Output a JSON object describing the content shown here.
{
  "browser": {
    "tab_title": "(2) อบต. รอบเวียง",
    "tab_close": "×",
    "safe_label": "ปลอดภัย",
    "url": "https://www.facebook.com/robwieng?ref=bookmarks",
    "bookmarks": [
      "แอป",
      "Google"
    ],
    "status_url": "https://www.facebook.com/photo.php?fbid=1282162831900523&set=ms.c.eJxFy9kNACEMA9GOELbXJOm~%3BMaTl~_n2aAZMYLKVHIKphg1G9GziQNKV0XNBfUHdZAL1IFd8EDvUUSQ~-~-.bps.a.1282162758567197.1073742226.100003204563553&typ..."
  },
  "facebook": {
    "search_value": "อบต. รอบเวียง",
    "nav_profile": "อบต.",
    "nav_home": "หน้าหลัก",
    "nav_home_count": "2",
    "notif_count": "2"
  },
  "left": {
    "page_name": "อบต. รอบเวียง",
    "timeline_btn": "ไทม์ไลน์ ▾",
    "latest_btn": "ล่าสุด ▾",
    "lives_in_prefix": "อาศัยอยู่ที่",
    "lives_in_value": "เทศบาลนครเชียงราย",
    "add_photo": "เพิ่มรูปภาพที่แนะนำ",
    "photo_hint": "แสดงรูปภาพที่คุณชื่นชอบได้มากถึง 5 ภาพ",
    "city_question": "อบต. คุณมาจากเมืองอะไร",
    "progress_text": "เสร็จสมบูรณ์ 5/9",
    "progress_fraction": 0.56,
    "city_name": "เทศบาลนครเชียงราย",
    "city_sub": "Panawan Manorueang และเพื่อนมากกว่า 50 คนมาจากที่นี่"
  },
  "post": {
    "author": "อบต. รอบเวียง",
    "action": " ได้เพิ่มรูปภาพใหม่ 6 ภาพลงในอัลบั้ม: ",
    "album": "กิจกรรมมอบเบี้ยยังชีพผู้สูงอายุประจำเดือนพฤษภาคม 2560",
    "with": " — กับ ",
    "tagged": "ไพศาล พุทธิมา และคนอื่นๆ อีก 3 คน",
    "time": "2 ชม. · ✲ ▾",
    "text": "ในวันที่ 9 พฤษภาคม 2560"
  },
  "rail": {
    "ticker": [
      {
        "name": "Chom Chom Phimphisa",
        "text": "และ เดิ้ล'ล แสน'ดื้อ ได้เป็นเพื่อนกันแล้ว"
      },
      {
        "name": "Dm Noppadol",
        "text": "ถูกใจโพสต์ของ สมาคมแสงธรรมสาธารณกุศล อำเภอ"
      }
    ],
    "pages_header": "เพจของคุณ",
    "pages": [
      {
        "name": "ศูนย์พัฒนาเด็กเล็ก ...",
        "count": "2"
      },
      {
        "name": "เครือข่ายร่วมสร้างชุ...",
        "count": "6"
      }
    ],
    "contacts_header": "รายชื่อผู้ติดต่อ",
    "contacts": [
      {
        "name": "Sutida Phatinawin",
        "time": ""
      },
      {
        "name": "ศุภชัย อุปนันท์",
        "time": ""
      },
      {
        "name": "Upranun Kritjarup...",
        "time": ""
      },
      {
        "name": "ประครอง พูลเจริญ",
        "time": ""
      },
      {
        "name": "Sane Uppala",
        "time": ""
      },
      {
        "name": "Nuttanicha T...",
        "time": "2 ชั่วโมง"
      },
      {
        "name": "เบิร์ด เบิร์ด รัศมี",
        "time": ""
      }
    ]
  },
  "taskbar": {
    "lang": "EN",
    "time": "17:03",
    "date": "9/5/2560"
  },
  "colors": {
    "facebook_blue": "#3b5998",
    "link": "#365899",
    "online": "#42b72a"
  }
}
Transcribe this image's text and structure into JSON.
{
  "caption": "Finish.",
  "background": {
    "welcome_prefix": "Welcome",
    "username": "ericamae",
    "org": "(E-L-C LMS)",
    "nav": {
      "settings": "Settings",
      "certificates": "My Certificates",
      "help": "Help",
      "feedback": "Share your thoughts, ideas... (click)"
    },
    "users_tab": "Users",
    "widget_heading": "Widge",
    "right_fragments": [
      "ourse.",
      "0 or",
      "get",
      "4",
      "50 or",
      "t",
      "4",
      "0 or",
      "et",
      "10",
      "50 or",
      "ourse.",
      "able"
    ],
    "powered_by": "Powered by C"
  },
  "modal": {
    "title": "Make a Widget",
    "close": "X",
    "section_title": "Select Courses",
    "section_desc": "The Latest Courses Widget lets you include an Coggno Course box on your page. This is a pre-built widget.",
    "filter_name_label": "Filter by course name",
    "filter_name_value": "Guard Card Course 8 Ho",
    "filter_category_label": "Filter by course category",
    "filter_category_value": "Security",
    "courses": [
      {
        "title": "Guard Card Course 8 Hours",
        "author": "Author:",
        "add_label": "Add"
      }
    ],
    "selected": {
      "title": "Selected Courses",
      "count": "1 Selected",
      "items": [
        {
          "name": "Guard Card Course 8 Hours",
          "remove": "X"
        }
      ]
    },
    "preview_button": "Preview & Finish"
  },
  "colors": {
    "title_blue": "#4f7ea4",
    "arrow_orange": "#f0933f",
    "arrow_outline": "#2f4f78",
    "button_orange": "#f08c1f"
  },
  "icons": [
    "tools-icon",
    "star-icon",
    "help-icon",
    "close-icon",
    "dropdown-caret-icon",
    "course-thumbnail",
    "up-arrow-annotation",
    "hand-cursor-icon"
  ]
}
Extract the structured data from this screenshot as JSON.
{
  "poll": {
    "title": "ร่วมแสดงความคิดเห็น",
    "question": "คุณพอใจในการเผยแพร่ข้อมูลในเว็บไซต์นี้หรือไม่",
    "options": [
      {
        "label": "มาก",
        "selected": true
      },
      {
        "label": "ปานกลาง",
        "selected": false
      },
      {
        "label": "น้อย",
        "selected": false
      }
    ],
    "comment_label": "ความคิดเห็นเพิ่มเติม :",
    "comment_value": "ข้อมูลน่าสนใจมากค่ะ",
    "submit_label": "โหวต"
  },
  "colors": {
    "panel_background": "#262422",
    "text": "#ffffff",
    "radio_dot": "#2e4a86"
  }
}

Your instructions: Every record above should be copied exactly.

Solved exercise:
Output a JSON object describing the content shown here.
{
  "browser": {
    "tab_title": "(2) อบต. รอบเวียง",
    "tab_close": "×",
    "safe_label": "ปลอดภัย",
    "url": "https://www.facebook.com/robwieng?ref=bookmarks",
    "bookmarks": [
      "แอป",
      "Google"
    ],
    "status_url": "https://www.facebook.com/photo.php?fbid=1282162831900523&set=ms.c.eJxFy9kNACEMA9GOELbXJOm~%3BMaTl~_n2aAZMYLKVHIKphg1G9GziQNKV0XNBfUHdZAL1IFd8EDvUUSQ~-~-.bps.a.1282162758567197.1073742226.100003204563553&typ..."
  },
  "facebook": {
    "search_value": "อบต. รอบเวียง",
    "nav_profile": "อบต.",
    "nav_home": "หน้าหลัก",
    "nav_home_count": "2",
    "notif_count": "2"
  },
  "left": {
    "page_name": "อบต. รอบเวียง",
    "timeline_btn": "ไทม์ไลน์ ▾",
    "latest_btn": "ล่าสุด ▾",
    "lives_in_prefix": "อาศัยอยู่ที่",
    "lives_in_value": "เทศบาลนครเชียงราย",
    "add_photo": "เพิ่มรูปภาพที่แนะนำ",
    "photo_hint": "แสดงรูปภาพที่คุณชื่นชอบได้มากถึง 5 ภาพ",
    "city_question": "อบต. คุณมาจากเมืองอะไร",
    "progress_text": "เสร็จสมบูรณ์ 5/9",
    "progress_fraction": 0.56,
    "city_name": "เทศบาลนครเชียงราย",
    "city_sub": "Panawan Manorueang และเพื่อนมากกว่า 50 คนมาจากที่นี่"
  },
  "post": {
    "author": "อบต. รอบเวียง",
    "action": " ได้เพิ่มรูปภาพใหม่ 6 ภาพลงในอัลบั้ม: ",
    "album": "กิจกรรมมอบเบี้ยยังชีพผู้สูงอายุประจำเดือนพฤษภาคม 2560",
    "with": " — กับ ",
    "tagged": "ไพศาล พุทธิมา และคนอื่นๆ อีก 3 คน",
    "time": "2 ชม. · ✲ ▾",
    "text": "ในวันที่ 9 พฤษภาคม 2560"
  },
  "rail": {
    "ticker": [
      {
        "name": "Chom Chom Phimphisa",
        "text": "และ เดิ้ล'ล แสน'ดื้อ ได้เป็นเพื่อนกันแล้ว"
      },
      {
        "name": "Dm Noppadol",
        "text": "ถูกใจโพสต์ของ สมาคมแสงธรรมสาธารณกุศล อำเภอ"
      }
    ],
    "pages_header": "เพจของคุณ",
    "pages": [
      {
        "name": "ศูนย์พัฒนาเด็กเล็ก ...",
        "count": "2"
      },
      {
        "name": "เครือข่ายร่วมสร้างชุ...",
        "count": "6"
      }
    ],
    "contacts_header": "รายชื่อผู้ติดต่อ",
    "contacts": [
      {
        "name": "Sutida Phatinawin",
        "time": ""
      },
      {
        "name": "ศุภชัย อุปนันท์",
        "time": ""
      },
      {
        "name": "Upranun Kritjarup...",
        "time": ""
      },
      {
        "name": "ประครอง พูลเจริญ",
        "time": ""
      },
      {
        "name": "Sane Uppala",
        "time": ""
      },
      {
        "name": "Nuttanicha T...",
        "time": "2 ชั่วโมง"
      },
      {
        "name": "เบิร์ด เบิร์ด รัศมี",
        "time": ""
      }
    ]
  },
  "taskbar": {
    "lang": "EN",
    "time": "17:03",
    "date": "9/5/2560"
  },
  "colors": {
    "facebook_blue": "#3b5998",
    "link": "#365899",
    "online": "#42b72a"
  }
}
Transcribe this image's text and structure into JSON.
{
  "caption": "Finish.",
  "background": {
    "welcome_prefix": "Welcome",
    "username": "ericamae",
    "org": "(E-L-C LMS)",
    "nav": {
      "settings": "Settings",
      "certificates": "My Certificates",
      "help": "Help",
      "feedback": "Share your thoughts, ideas... (click)"
    },
    "users_tab": "Users",
    "widget_heading": "Widge",
    "right_fragments": [
      "ourse.",
      "0 or",
      "get",
      "4",
      "50 or",
      "t",
      "4",
      "0 or",
      "et",
      "10",
      "50 or",
      "ourse.",
      "able"
    ],
    "powered_by": "Powered by C"
  },
  "modal": {
    "title": "Make a Widget",
    "close": "X",
    "section_title": "Select Courses",
    "section_desc": "The Latest Courses Widget lets you include an Coggno Course box on your page. This is a pre-built widget.",
    "filter_name_label": "Filter by course name",
    "filter_name_value": "Guard Card Course 8 Ho",
    "filter_category_label": "Filter by course category",
    "filter_category_value": "Security",
    "courses": [
      {
        "title": "Guard Card Course 8 Hours",
        "author": "Author:",
        "add_label": "Add"
      }
    ],
    "selected": {
      "title": "Selected Courses",
      "count": "1 Selected",
      "items": [
        {
          "name": "Guard Card Course 8 Hours",
          "remove": "X"
        }
      ]
    },
    "preview_button": "Preview & Finish"
  },
  "colors": {
    "title_blue": "#4f7ea4",
    "arrow_orange": "#f0933f",
    "arrow_outline": "#2f4f78",
    "button_orange": "#f08c1f"
  },
  "icons": [
    "tools-icon",
    "star-icon",
    "help-icon",
    "close-icon",
    "dropdown-caret-icon",
    "course-thumbnail",
    "up-arrow-annotation",
    "hand-cursor-icon"
  ]
}
Extract the structured data from this screenshot as JSON.
{
  "poll": {
    "title": "ร่วมแสดงความคิดเห็น",
    "question": "คุณพอใจในการเผยแพร่ข้อมูลในเว็บไซต์นี้หรือไม่",
    "options": [
      {
        "label": "มาก",
        "selected": true
      },
      {
        "label": "ปานกลาง",
        "selected": false
      },
      {
        "label": "น้อย",
        "selected": false
      }
    ],
    "comment_label": "ความคิดเห็นเพิ่มเติม :",
    "comment_value": "ข้อมูลน่าสนใจมากค่ะ",
    "submit_label": "โหวต"
  },
  "colors": {
    "panel_background": "#262422",
    "text": "#ffffff",
    "radio_dot": "#2e4a86"
  }
}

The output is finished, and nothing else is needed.